<<<<
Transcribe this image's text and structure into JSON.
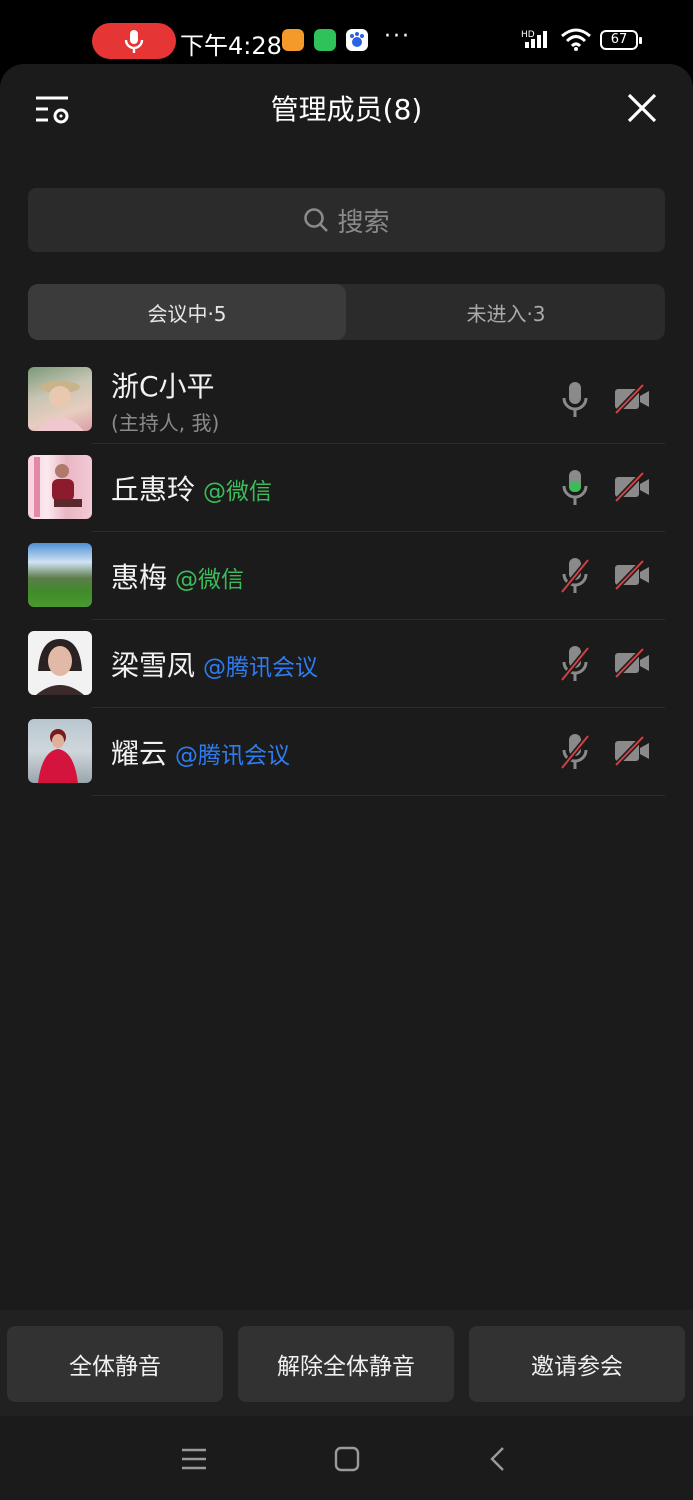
{
  "status_bar": {
    "time": "下午4:28",
    "battery": "67"
  },
  "header": {
    "title": "管理成员(8)"
  },
  "search": {
    "placeholder": "搜索"
  },
  "tabs": [
    {
      "label": "会议中·5",
      "active": true
    },
    {
      "label": "未进入·3",
      "active": false
    }
  ],
  "members": [
    {
      "name": "浙C小平",
      "sub": "(主持人, 我)",
      "source": "",
      "source_color": "",
      "mic": "on-idle",
      "camera": "off"
    },
    {
      "name": "丘惠玲",
      "sub": "",
      "source": "@微信",
      "source_color": "#3dbb5a",
      "mic": "speaking",
      "camera": "off"
    },
    {
      "name": "惠梅",
      "sub": "",
      "source": "@微信",
      "source_color": "#3dbb5a",
      "mic": "muted",
      "camera": "off"
    },
    {
      "name": "梁雪凤",
      "sub": "",
      "source": "@腾讯会议",
      "source_color": "#2f7cf0",
      "mic": "muted",
      "camera": "off"
    },
    {
      "name": "耀云",
      "sub": "",
      "source": "@腾讯会议",
      "source_color": "#2f7cf0",
      "mic": "muted",
      "camera": "off"
    }
  ],
  "actions": {
    "mute_all": "全体静音",
    "unmute_all": "解除全体静音",
    "invite": "邀请参会"
  },
  "colors": {
    "background": "#1b1b1b",
    "wechat_green": "#3dbb5a",
    "tencent_blue": "#2f7cf0",
    "muted_red": "#d14040",
    "record_red": "#e53535"
  }
}
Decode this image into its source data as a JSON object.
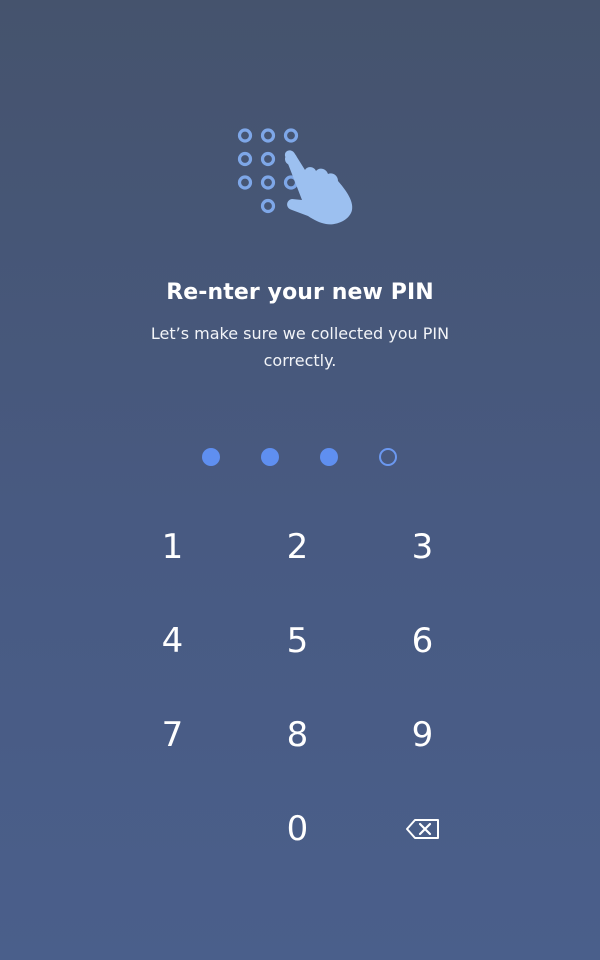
{
  "screen": {
    "title": "Re-nter your new PIN",
    "subtitle": "Let’s make sure we collected you PIN correctly."
  },
  "illustration": {
    "icon": "keypad-tap-icon",
    "colors": {
      "keypad": "#7ea7e8",
      "hand": "#9cc0f0"
    }
  },
  "pin": {
    "length": 4,
    "entered": 3,
    "filled_color": "#5f8ff0",
    "empty_color": "#6b98f0"
  },
  "keypad": {
    "keys": [
      "1",
      "2",
      "3",
      "4",
      "5",
      "6",
      "7",
      "8",
      "9",
      "0"
    ],
    "backspace_icon": "backspace-icon"
  },
  "colors": {
    "background_top": "#45536d",
    "background_bottom": "#4a5f8b",
    "text": "#ffffff"
  }
}
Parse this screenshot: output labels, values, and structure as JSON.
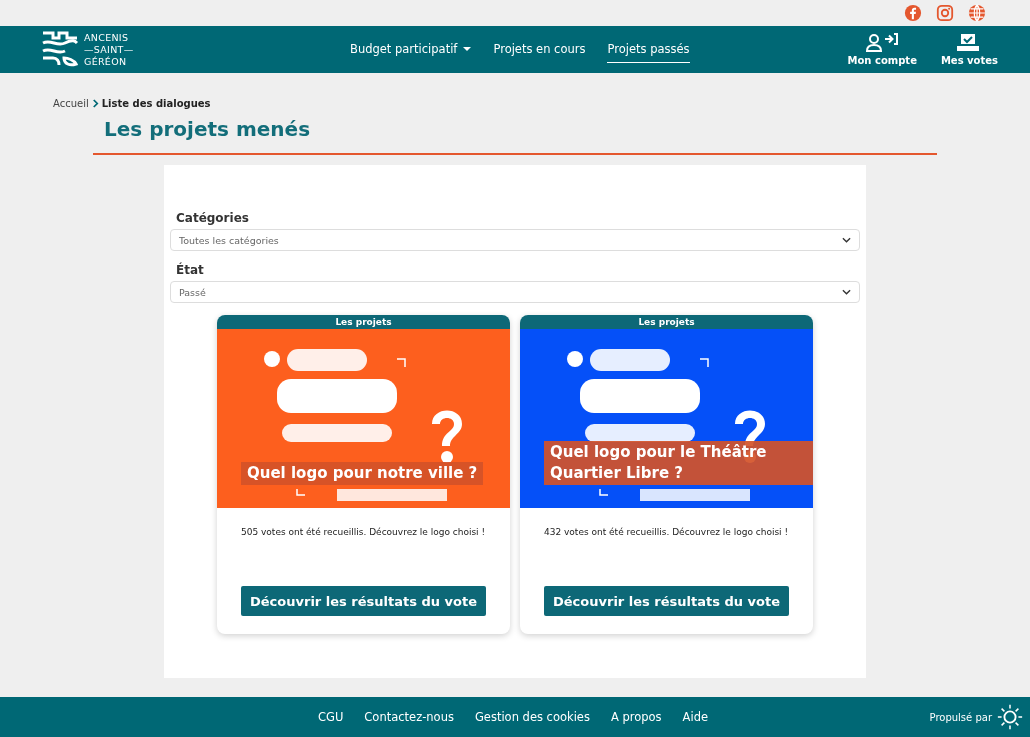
{
  "logo": {
    "lines": [
      "ANCENIS",
      "—SAINT—",
      "GÉRÉON"
    ]
  },
  "nav": [
    {
      "label": "Budget participatif",
      "dropdown": true,
      "selected": false
    },
    {
      "label": "Projets en cours",
      "dropdown": false,
      "selected": false
    },
    {
      "label": "Projets passés",
      "dropdown": false,
      "selected": true
    }
  ],
  "account": [
    {
      "kind": "account",
      "label": "Mon compte"
    },
    {
      "kind": "votes",
      "label": "Mes votes"
    }
  ],
  "social": [
    {
      "kind": "facebook"
    },
    {
      "kind": "instagram"
    },
    {
      "kind": "web"
    }
  ],
  "breadcrumb": [
    "Accueil",
    "Liste des dialogues"
  ],
  "title": "Les projets menés",
  "filters": [
    {
      "label": "Catégories",
      "value": "Toutes les catégories"
    },
    {
      "label": "État",
      "value": "Passé"
    }
  ],
  "cards": [
    {
      "header": "Les projets",
      "title": "Quel logo pour notre ville ?",
      "text": "505 votes ont été recueillis. Découvrez le logo choisi !",
      "button": "Découvrir les résultats du vote"
    },
    {
      "header": "Les projets",
      "title": "Quel logo pour le Théâtre Quartier Libre ?",
      "text": "432 votes ont été recueillis. Découvrez le logo choisi !",
      "button": "Découvrir les résultats du vote"
    }
  ],
  "footer": {
    "links": [
      "CGU",
      "Contactez-nous",
      "Gestion des cookies",
      "A propos",
      "Aide"
    ],
    "powered": "Propulsé par"
  }
}
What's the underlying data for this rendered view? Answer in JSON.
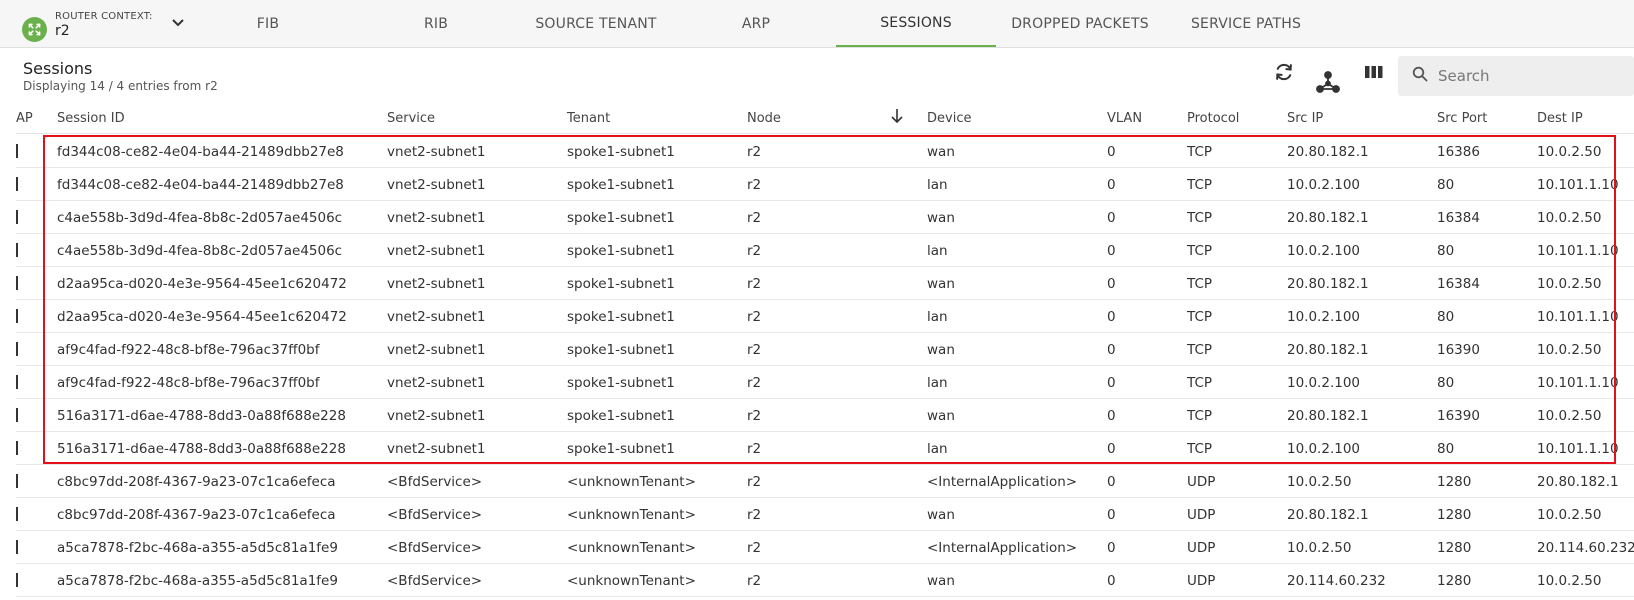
{
  "router": {
    "label": "ROUTER CONTEXT:",
    "value": "r2"
  },
  "tabs": [
    {
      "label": "FIB",
      "active": false
    },
    {
      "label": "RIB",
      "active": false
    },
    {
      "label": "SOURCE TENANT",
      "active": false
    },
    {
      "label": "ARP",
      "active": false
    },
    {
      "label": "SESSIONS",
      "active": true
    },
    {
      "label": "DROPPED PACKETS",
      "active": false
    },
    {
      "label": "SERVICE PATHS",
      "active": false
    }
  ],
  "page": {
    "title": "Sessions",
    "subtitle": "Displaying 14 / 4 entries from r2"
  },
  "search": {
    "placeholder": "Search",
    "value": ""
  },
  "colors": {
    "accent": "#6ab04c",
    "highlight": "#e3101c"
  },
  "icons": [
    "refresh-icon",
    "topology-icon",
    "columns-icon",
    "search-icon",
    "chevron-down-icon",
    "sort-down-icon"
  ],
  "table": {
    "partial_left_header": "AP",
    "columns": [
      "Session ID",
      "Service",
      "Tenant",
      "Node",
      "Device",
      "VLAN",
      "Protocol",
      "Src IP",
      "Src Port",
      "Dest IP"
    ],
    "sorted_column": "Node",
    "rows": [
      [
        "fd344c08-ce82-4e04-ba44-21489dbb27e8",
        "vnet2-subnet1",
        "spoke1-subnet1",
        "r2",
        "wan",
        "0",
        "TCP",
        "20.80.182.1",
        "16386",
        "10.0.2.50"
      ],
      [
        "fd344c08-ce82-4e04-ba44-21489dbb27e8",
        "vnet2-subnet1",
        "spoke1-subnet1",
        "r2",
        "lan",
        "0",
        "TCP",
        "10.0.2.100",
        "80",
        "10.101.1.10"
      ],
      [
        "c4ae558b-3d9d-4fea-8b8c-2d057ae4506c",
        "vnet2-subnet1",
        "spoke1-subnet1",
        "r2",
        "wan",
        "0",
        "TCP",
        "20.80.182.1",
        "16384",
        "10.0.2.50"
      ],
      [
        "c4ae558b-3d9d-4fea-8b8c-2d057ae4506c",
        "vnet2-subnet1",
        "spoke1-subnet1",
        "r2",
        "lan",
        "0",
        "TCP",
        "10.0.2.100",
        "80",
        "10.101.1.10"
      ],
      [
        "d2aa95ca-d020-4e3e-9564-45ee1c620472",
        "vnet2-subnet1",
        "spoke1-subnet1",
        "r2",
        "wan",
        "0",
        "TCP",
        "20.80.182.1",
        "16384",
        "10.0.2.50"
      ],
      [
        "d2aa95ca-d020-4e3e-9564-45ee1c620472",
        "vnet2-subnet1",
        "spoke1-subnet1",
        "r2",
        "lan",
        "0",
        "TCP",
        "10.0.2.100",
        "80",
        "10.101.1.10"
      ],
      [
        "af9c4fad-f922-48c8-bf8e-796ac37ff0bf",
        "vnet2-subnet1",
        "spoke1-subnet1",
        "r2",
        "wan",
        "0",
        "TCP",
        "20.80.182.1",
        "16390",
        "10.0.2.50"
      ],
      [
        "af9c4fad-f922-48c8-bf8e-796ac37ff0bf",
        "vnet2-subnet1",
        "spoke1-subnet1",
        "r2",
        "lan",
        "0",
        "TCP",
        "10.0.2.100",
        "80",
        "10.101.1.10"
      ],
      [
        "516a3171-d6ae-4788-8dd3-0a88f688e228",
        "vnet2-subnet1",
        "spoke1-subnet1",
        "r2",
        "wan",
        "0",
        "TCP",
        "20.80.182.1",
        "16390",
        "10.0.2.50"
      ],
      [
        "516a3171-d6ae-4788-8dd3-0a88f688e228",
        "vnet2-subnet1",
        "spoke1-subnet1",
        "r2",
        "lan",
        "0",
        "TCP",
        "10.0.2.100",
        "80",
        "10.101.1.10"
      ],
      [
        "c8bc97dd-208f-4367-9a23-07c1ca6efeca",
        "<BfdService>",
        "<unknownTenant>",
        "r2",
        "<InternalApplication>",
        "0",
        "UDP",
        "10.0.2.50",
        "1280",
        "20.80.182.1"
      ],
      [
        "c8bc97dd-208f-4367-9a23-07c1ca6efeca",
        "<BfdService>",
        "<unknownTenant>",
        "r2",
        "wan",
        "0",
        "UDP",
        "20.80.182.1",
        "1280",
        "10.0.2.50"
      ],
      [
        "a5ca7878-f2bc-468a-a355-a5d5c81a1fe9",
        "<BfdService>",
        "<unknownTenant>",
        "r2",
        "<InternalApplication>",
        "0",
        "UDP",
        "10.0.2.50",
        "1280",
        "20.114.60.232"
      ],
      [
        "a5ca7878-f2bc-468a-a355-a5d5c81a1fe9",
        "<BfdService>",
        "<unknownTenant>",
        "r2",
        "wan",
        "0",
        "UDP",
        "20.114.60.232",
        "1280",
        "10.0.2.50"
      ]
    ]
  }
}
>>>>
Instructions to follow: Where a line of the data holds "structure", show that line.

The answer:
Transcribe this image's text and structure into JSON.
Parse this screenshot: output labels, values, and structure as JSON.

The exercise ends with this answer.